OBJECTIVE: Will you transcribe the entries that follow, exactly and in full?

DATASET:
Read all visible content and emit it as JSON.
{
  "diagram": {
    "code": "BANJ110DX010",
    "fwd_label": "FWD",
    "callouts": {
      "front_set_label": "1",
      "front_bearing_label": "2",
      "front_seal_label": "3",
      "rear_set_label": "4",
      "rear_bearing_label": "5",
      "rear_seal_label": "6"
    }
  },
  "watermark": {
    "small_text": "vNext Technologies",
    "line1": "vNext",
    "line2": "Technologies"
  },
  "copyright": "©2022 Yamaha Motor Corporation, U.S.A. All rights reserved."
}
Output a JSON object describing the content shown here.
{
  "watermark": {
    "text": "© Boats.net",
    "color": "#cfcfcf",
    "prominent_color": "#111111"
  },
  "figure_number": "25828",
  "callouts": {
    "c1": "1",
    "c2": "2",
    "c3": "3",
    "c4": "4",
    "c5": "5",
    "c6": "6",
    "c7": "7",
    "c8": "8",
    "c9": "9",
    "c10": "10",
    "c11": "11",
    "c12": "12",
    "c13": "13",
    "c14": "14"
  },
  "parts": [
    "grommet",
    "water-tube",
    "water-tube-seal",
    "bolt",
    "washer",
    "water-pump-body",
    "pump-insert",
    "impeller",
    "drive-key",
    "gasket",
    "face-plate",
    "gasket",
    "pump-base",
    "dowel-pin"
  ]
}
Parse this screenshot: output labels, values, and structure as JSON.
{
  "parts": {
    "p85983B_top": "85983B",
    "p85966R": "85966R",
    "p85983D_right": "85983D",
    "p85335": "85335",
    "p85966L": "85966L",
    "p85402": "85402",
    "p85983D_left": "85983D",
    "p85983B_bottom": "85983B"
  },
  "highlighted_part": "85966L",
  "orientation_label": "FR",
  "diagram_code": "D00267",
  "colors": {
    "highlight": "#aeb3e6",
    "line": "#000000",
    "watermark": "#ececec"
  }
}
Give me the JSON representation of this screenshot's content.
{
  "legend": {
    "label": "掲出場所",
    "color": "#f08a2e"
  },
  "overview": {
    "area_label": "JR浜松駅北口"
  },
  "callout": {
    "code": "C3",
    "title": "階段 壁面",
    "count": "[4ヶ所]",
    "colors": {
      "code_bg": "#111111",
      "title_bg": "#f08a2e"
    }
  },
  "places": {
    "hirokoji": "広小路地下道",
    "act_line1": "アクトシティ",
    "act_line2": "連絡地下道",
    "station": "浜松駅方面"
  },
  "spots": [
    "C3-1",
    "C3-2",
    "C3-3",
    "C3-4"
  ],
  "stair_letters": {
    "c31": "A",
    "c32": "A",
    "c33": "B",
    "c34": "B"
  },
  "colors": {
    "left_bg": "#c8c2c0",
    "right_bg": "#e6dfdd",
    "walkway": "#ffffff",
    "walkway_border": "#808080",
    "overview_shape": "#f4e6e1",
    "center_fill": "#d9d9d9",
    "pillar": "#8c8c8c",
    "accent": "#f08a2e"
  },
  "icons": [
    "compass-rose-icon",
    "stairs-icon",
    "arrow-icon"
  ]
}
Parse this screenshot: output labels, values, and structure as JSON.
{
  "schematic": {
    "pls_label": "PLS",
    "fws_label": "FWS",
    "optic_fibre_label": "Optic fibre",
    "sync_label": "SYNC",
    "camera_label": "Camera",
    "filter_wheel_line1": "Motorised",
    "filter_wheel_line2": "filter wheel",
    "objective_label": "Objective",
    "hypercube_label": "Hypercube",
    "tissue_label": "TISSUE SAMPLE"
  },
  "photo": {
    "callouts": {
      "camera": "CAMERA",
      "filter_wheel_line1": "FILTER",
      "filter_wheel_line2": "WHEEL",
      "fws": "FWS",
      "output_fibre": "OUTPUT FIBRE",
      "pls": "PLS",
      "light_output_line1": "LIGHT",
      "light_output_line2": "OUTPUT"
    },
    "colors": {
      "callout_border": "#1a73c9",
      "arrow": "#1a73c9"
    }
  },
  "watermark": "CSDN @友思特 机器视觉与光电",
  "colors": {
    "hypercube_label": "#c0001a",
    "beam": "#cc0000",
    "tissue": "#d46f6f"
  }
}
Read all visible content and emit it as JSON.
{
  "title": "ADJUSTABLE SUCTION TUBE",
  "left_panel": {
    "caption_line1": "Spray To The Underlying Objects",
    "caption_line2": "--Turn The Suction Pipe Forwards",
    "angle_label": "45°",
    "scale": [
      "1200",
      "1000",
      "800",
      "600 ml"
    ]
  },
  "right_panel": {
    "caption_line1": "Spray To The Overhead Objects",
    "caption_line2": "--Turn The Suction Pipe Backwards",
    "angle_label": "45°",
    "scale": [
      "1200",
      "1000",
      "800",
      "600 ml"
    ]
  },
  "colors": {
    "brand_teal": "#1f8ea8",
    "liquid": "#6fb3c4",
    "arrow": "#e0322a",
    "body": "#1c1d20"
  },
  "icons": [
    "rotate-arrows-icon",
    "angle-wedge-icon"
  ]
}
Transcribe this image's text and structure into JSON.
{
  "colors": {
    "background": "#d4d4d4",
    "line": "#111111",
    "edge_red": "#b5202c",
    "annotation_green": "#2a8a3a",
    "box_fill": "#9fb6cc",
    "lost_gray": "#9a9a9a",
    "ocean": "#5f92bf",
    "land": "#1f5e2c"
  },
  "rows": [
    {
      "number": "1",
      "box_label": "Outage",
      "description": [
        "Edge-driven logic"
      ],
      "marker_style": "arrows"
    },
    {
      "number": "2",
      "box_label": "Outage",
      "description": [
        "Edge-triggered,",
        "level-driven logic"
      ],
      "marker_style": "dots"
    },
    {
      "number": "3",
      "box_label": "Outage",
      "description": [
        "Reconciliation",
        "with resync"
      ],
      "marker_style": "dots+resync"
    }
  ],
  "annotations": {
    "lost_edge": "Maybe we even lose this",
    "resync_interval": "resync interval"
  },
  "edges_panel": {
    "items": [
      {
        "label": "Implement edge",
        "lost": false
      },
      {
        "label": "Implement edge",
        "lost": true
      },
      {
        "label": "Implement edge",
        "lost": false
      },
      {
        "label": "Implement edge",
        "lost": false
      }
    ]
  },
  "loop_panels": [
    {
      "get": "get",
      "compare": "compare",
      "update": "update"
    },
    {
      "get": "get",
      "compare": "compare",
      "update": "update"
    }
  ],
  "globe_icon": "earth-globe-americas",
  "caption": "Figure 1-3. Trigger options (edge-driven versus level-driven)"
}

OUTPUT FOR THIS TASK:
Read all visible content and emit it as JSON.
{
  "diagram": {
    "code": "BANJ110DX010",
    "fwd_label": "FWD",
    "callouts": {
      "front_set_label": "1",
      "front_bearing_label": "2",
      "front_seal_label": "3",
      "rear_set_label": "4",
      "rear_bearing_label": "5",
      "rear_seal_label": "6"
    }
  },
  "watermark": {
    "small_text": "vNext Technologies",
    "line1": "vNext",
    "line2": "Technologies"
  },
  "copyright": "©2022 Yamaha Motor Corporation, U.S.A. All rights reserved."
}
Output a JSON object describing the content shown here.
{
  "watermark": {
    "text": "© Boats.net",
    "color": "#cfcfcf",
    "prominent_color": "#111111"
  },
  "figure_number": "25828",
  "callouts": {
    "c1": "1",
    "c2": "2",
    "c3": "3",
    "c4": "4",
    "c5": "5",
    "c6": "6",
    "c7": "7",
    "c8": "8",
    "c9": "9",
    "c10": "10",
    "c11": "11",
    "c12": "12",
    "c13": "13",
    "c14": "14"
  },
  "parts": [
    "grommet",
    "water-tube",
    "water-tube-seal",
    "bolt",
    "washer",
    "water-pump-body",
    "pump-insert",
    "impeller",
    "drive-key",
    "gasket",
    "face-plate",
    "gasket",
    "pump-base",
    "dowel-pin"
  ]
}
Parse this screenshot: output labels, values, and structure as JSON.
{
  "parts": {
    "p85983B_top": "85983B",
    "p85966R": "85966R",
    "p85983D_right": "85983D",
    "p85335": "85335",
    "p85966L": "85966L",
    "p85402": "85402",
    "p85983D_left": "85983D",
    "p85983B_bottom": "85983B"
  },
  "highlighted_part": "85966L",
  "orientation_label": "FR",
  "diagram_code": "D00267",
  "colors": {
    "highlight": "#aeb3e6",
    "line": "#000000",
    "watermark": "#ececec"
  }
}
Give me the JSON representation of this screenshot's content.
{
  "legend": {
    "label": "掲出場所",
    "color": "#f08a2e"
  },
  "overview": {
    "area_label": "JR浜松駅北口"
  },
  "callout": {
    "code": "C3",
    "title": "階段 壁面",
    "count": "[4ヶ所]",
    "colors": {
      "code_bg": "#111111",
      "title_bg": "#f08a2e"
    }
  },
  "places": {
    "hirokoji": "広小路地下道",
    "act_line1": "アクトシティ",
    "act_line2": "連絡地下道",
    "station": "浜松駅方面"
  },
  "spots": [
    "C3-1",
    "C3-2",
    "C3-3",
    "C3-4"
  ],
  "stair_letters": {
    "c31": "A",
    "c32": "A",
    "c33": "B",
    "c34": "B"
  },
  "colors": {
    "left_bg": "#c8c2c0",
    "right_bg": "#e6dfdd",
    "walkway": "#ffffff",
    "walkway_border": "#808080",
    "overview_shape": "#f4e6e1",
    "center_fill": "#d9d9d9",
    "pillar": "#8c8c8c",
    "accent": "#f08a2e"
  },
  "icons": [
    "compass-rose-icon",
    "stairs-icon",
    "arrow-icon"
  ]
}
Parse this screenshot: output labels, values, and structure as JSON.
{
  "schematic": {
    "pls_label": "PLS",
    "fws_label": "FWS",
    "optic_fibre_label": "Optic fibre",
    "sync_label": "SYNC",
    "camera_label": "Camera",
    "filter_wheel_line1": "Motorised",
    "filter_wheel_line2": "filter wheel",
    "objective_label": "Objective",
    "hypercube_label": "Hypercube",
    "tissue_label": "TISSUE SAMPLE"
  },
  "photo": {
    "callouts": {
      "camera": "CAMERA",
      "filter_wheel_line1": "FILTER",
      "filter_wheel_line2": "WHEEL",
      "fws": "FWS",
      "output_fibre": "OUTPUT FIBRE",
      "pls": "PLS",
      "light_output_line1": "LIGHT",
      "light_output_line2": "OUTPUT"
    },
    "colors": {
      "callout_border": "#1a73c9",
      "arrow": "#1a73c9"
    }
  },
  "watermark": "CSDN @友思特 机器视觉与光电",
  "colors": {
    "hypercube_label": "#c0001a",
    "beam": "#cc0000",
    "tissue": "#d46f6f"
  }
}
Read all visible content and emit it as JSON.
{
  "title": "ADJUSTABLE SUCTION TUBE",
  "left_panel": {
    "caption_line1": "Spray To The Underlying Objects",
    "caption_line2": "--Turn The Suction Pipe Forwards",
    "angle_label": "45°",
    "scale": [
      "1200",
      "1000",
      "800",
      "600 ml"
    ]
  },
  "right_panel": {
    "caption_line1": "Spray To The Overhead Objects",
    "caption_line2": "--Turn The Suction Pipe Backwards",
    "angle_label": "45°",
    "scale": [
      "1200",
      "1000",
      "800",
      "600 ml"
    ]
  },
  "colors": {
    "brand_teal": "#1f8ea8",
    "liquid": "#6fb3c4",
    "arrow": "#e0322a",
    "body": "#1c1d20"
  },
  "icons": [
    "rotate-arrows-icon",
    "angle-wedge-icon"
  ]
}
Transcribe this image's text and structure into JSON.
{
  "colors": {
    "background": "#d4d4d4",
    "line": "#111111",
    "edge_red": "#b5202c",
    "annotation_green": "#2a8a3a",
    "box_fill": "#9fb6cc",
    "lost_gray": "#9a9a9a",
    "ocean": "#5f92bf",
    "land": "#1f5e2c"
  },
  "rows": [
    {
      "number": "1",
      "box_label": "Outage",
      "description": [
        "Edge-driven logic"
      ],
      "marker_style": "arrows"
    },
    {
      "number": "2",
      "box_label": "Outage",
      "description": [
        "Edge-triggered,",
        "level-driven logic"
      ],
      "marker_style": "dots"
    },
    {
      "number": "3",
      "box_label": "Outage",
      "description": [
        "Reconciliation",
        "with resync"
      ],
      "marker_style": "dots+resync"
    }
  ],
  "annotations": {
    "lost_edge": "Maybe we even lose this",
    "resync_interval": "resync interval"
  },
  "edges_panel": {
    "items": [
      {
        "label": "Implement edge",
        "lost": false
      },
      {
        "label": "Implement edge",
        "lost": true
      },
      {
        "label": "Implement edge",
        "lost": false
      },
      {
        "label": "Implement edge",
        "lost": false
      }
    ]
  },
  "loop_panels": [
    {
      "get": "get",
      "compare": "compare",
      "update": "update"
    },
    {
      "get": "get",
      "compare": "compare",
      "update": "update"
    }
  ],
  "globe_icon": "earth-globe-americas",
  "caption": "Figure 1-3. Trigger options (edge-driven versus level-driven)"
}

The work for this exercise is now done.